_Set exercise:_ Reproduce the records below verbatim, from the start of the records through the line that contains "key[interactable]: 9 <box>1360", including that line and nothing after it.

_Annotated element entries:_

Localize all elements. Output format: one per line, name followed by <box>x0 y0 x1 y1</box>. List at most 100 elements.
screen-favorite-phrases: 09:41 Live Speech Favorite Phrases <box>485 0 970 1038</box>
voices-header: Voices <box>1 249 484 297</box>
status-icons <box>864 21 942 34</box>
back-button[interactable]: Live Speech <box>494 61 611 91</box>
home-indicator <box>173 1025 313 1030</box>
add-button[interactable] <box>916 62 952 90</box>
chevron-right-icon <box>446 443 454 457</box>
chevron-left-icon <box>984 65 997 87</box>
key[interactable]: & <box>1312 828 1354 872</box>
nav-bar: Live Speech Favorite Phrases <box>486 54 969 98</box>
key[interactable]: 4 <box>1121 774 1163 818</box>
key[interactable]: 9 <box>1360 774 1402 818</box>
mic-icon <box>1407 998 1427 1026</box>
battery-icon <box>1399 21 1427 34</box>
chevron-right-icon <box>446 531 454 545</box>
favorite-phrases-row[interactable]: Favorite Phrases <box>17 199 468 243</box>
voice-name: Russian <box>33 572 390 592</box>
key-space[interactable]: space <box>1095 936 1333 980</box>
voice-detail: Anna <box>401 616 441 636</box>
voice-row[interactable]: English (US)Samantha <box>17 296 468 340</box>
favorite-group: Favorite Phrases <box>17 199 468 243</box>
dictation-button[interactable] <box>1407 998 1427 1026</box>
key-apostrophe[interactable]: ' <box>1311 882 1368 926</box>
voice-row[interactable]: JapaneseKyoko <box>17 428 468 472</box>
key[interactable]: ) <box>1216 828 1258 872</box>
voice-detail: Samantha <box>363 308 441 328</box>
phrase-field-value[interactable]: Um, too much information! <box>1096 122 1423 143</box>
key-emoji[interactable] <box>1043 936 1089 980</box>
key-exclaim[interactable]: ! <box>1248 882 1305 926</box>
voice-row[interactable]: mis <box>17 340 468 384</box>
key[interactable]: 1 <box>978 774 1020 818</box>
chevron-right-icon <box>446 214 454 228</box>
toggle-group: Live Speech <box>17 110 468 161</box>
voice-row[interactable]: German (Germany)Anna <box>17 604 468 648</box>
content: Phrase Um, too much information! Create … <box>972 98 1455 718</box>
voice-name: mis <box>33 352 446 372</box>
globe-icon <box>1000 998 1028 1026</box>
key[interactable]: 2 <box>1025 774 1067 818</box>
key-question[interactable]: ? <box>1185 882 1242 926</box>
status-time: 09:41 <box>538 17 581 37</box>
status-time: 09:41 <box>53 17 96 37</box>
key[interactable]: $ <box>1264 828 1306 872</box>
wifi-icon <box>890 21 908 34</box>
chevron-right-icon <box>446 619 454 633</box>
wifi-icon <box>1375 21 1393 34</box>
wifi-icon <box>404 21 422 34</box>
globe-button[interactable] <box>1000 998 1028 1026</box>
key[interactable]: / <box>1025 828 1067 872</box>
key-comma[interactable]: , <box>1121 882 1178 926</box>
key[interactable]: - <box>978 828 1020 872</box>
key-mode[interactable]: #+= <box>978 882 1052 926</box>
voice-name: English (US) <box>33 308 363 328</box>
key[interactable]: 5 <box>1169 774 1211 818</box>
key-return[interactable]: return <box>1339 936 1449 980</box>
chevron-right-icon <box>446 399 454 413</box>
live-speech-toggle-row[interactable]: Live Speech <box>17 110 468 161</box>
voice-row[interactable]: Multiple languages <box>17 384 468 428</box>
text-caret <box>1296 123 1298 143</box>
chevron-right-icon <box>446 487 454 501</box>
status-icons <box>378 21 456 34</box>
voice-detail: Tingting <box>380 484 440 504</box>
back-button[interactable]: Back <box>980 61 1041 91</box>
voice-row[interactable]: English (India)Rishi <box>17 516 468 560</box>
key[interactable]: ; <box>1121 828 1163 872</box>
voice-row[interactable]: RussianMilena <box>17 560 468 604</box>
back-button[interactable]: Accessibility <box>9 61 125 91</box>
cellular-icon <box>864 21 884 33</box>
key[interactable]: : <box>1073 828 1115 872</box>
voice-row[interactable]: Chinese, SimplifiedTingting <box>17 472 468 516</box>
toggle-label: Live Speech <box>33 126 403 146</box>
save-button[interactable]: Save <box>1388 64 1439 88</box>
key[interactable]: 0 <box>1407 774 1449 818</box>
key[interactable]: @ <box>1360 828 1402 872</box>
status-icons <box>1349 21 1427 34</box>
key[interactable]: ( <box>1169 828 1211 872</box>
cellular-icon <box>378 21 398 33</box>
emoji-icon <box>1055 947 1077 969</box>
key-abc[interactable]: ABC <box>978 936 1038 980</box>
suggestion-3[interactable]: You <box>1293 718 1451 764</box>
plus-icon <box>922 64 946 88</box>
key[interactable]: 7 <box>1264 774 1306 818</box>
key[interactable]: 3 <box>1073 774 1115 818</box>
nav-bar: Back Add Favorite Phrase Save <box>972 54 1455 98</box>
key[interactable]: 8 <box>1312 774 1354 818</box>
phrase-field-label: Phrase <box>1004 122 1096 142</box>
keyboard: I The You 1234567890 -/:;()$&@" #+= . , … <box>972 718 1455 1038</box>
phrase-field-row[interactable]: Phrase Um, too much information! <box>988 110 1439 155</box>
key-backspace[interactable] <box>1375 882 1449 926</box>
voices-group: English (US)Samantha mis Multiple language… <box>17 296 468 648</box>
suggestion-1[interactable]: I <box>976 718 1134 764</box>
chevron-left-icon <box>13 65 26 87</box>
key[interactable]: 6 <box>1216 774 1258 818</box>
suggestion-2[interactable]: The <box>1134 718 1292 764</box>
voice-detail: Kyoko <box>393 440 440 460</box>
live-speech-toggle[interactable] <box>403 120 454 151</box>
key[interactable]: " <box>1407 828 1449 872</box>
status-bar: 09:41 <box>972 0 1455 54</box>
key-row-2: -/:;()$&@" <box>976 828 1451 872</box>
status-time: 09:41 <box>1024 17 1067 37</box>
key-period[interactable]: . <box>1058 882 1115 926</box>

_Response:_
Localize all elements. Output format: one per line, name followed by <box>x0 y0 x1 y1</box>. List at most 100 elements.
screen-favorite-phrases: 09:41 Live Speech Favorite Phrases <box>485 0 970 1038</box>
voices-header: Voices <box>1 249 484 297</box>
status-icons <box>864 21 942 34</box>
back-button[interactable]: Live Speech <box>494 61 611 91</box>
home-indicator <box>173 1025 313 1030</box>
add-button[interactable] <box>916 62 952 90</box>
chevron-right-icon <box>446 443 454 457</box>
chevron-left-icon <box>984 65 997 87</box>
key[interactable]: & <box>1312 828 1354 872</box>
nav-bar: Live Speech Favorite Phrases <box>486 54 969 98</box>
key[interactable]: 4 <box>1121 774 1163 818</box>
key[interactable]: 9 <box>1360 774 1402 818</box>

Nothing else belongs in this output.